----- DATASET EXCERPTS -----

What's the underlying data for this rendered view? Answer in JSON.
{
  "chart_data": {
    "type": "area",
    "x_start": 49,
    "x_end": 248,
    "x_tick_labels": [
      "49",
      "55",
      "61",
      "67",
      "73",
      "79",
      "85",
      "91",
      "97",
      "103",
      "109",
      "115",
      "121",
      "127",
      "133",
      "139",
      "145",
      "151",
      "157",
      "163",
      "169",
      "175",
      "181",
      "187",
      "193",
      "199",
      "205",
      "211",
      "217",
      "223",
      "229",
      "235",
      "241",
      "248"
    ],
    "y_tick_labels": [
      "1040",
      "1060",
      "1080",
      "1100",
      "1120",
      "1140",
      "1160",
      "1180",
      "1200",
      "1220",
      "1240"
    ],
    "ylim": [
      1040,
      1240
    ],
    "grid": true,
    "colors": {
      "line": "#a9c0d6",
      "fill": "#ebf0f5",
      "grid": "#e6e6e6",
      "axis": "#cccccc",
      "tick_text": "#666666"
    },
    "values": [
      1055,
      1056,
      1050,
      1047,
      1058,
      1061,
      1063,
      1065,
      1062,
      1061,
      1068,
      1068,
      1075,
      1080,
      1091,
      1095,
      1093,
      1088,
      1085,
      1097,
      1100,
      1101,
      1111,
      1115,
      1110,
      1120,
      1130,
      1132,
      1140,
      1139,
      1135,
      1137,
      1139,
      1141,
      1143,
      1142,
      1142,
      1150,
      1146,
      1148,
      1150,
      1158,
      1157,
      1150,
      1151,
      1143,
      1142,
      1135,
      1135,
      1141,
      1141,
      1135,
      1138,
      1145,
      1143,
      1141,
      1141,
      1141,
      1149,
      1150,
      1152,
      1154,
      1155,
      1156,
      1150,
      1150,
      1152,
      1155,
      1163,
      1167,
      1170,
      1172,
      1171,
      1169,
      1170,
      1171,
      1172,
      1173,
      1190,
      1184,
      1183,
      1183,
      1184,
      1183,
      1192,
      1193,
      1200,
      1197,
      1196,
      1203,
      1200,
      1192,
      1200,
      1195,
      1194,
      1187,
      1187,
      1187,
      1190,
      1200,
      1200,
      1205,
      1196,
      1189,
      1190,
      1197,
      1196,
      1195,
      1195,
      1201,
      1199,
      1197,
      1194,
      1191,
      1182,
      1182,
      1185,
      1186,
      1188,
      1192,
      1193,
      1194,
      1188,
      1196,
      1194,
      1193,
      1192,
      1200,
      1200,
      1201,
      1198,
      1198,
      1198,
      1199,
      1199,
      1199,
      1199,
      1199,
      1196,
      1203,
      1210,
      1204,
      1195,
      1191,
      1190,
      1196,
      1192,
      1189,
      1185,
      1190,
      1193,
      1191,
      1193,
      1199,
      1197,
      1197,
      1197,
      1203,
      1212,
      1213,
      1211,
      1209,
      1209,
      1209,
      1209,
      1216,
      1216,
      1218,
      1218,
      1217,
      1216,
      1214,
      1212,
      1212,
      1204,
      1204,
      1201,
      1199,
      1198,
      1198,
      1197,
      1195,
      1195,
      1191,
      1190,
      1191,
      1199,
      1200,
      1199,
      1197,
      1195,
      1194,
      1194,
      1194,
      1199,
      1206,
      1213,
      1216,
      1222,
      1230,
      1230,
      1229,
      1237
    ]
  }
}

-----

Write out each line of the data above again, exactly as given.

### [EXERCISE SOLUTION]
What's the underlying data for this rendered view? Answer in JSON.
{
  "chart_data": {
    "type": "area",
    "x_start": 49,
    "x_end": 248,
    "x_tick_labels": [
      "49",
      "55",
      "61",
      "67",
      "73",
      "79",
      "85",
      "91",
      "97",
      "103",
      "109",
      "115",
      "121",
      "127",
      "133",
      "139",
      "145",
      "151",
      "157",
      "163",
      "169",
      "175",
      "181",
      "187",
      "193",
      "199",
      "205",
      "211",
      "217",
      "223",
      "229",
      "235",
      "241",
      "248"
    ],
    "y_tick_labels": [
      "1040",
      "1060",
      "1080",
      "1100",
      "1120",
      "1140",
      "1160",
      "1180",
      "1200",
      "1220",
      "1240"
    ],
    "ylim": [
      1040,
      1240
    ],
    "grid": true,
    "colors": {
      "line": "#a9c0d6",
      "fill": "#ebf0f5",
      "grid": "#e6e6e6",
      "axis": "#cccccc",
      "tick_text": "#666666"
    },
    "values": [
      1055,
      1056,
      1050,
      1047,
      1058,
      1061,
      1063,
      1065,
      1062,
      1061,
      1068,
      1068,
      1075,
      1080,
      1091,
      1095,
      1093,
      1088,
      1085,
      1097,
      1100,
      1101,
      1111,
      1115,
      1110,
      1120,
      1130,
      1132,
      1140,
      1139,
      1135,
      1137,
      1139,
      1141,
      1143,
      1142,
      1142,
      1150,
      1146,
      1148,
      1150,
      1158,
      1157,
      1150,
      1151,
      1143,
      1142,
      1135,
      1135,
      1141,
      1141,
      1135,
      1138,
      1145,
      1143,
      1141,
      1141,
      1141,
      1149,
      1150,
      1152,
      1154,
      1155,
      1156,
      1150,
      1150,
      1152,
      1155,
      1163,
      1167,
      1170,
      1172,
      1171,
      1169,
      1170,
      1171,
      1172,
      1173,
      1190,
      1184,
      1183,
      1183,
      1184,
      1183,
      1192,
      1193,
      1200,
      1197,
      1196,
      1203,
      1200,
      1192,
      1200,
      1195,
      1194,
      1187,
      1187,
      1187,
      1190,
      1200,
      1200,
      1205,
      1196,
      1189,
      1190,
      1197,
      1196,
      1195,
      1195,
      1201,
      1199,
      1197,
      1194,
      1191,
      1182,
      1182,
      1185,
      1186,
      1188,
      1192,
      1193,
      1194,
      1188,
      1196,
      1194,
      1193,
      1192,
      1200,
      1200,
      1201,
      1198,
      1198,
      1198,
      1199,
      1199,
      1199,
      1199,
      1199,
      1196,
      1203,
      1210,
      1204,
      1195,
      1191,
      1190,
      1196,
      1192,
      1189,
      1185,
      1190,
      1193,
      1191,
      1193,
      1199,
      1197,
      1197,
      1197,
      1203,
      1212,
      1213,
      1211,
      1209,
      1209,
      1209,
      1209,
      1216,
      1216,
      1218,
      1218,
      1217,
      1216,
      1214,
      1212,
      1212,
      1204,
      1204,
      1201,
      1199,
      1198,
      1198,
      1197,
      1195,
      1195,
      1191,
      1190,
      1191,
      1199,
      1200,
      1199,
      1197,
      1195,
      1194,
      1194,
      1194,
      1199,
      1206,
      1213,
      1216,
      1222,
      1230,
      1230,
      1229,
      1237
    ]
  }
}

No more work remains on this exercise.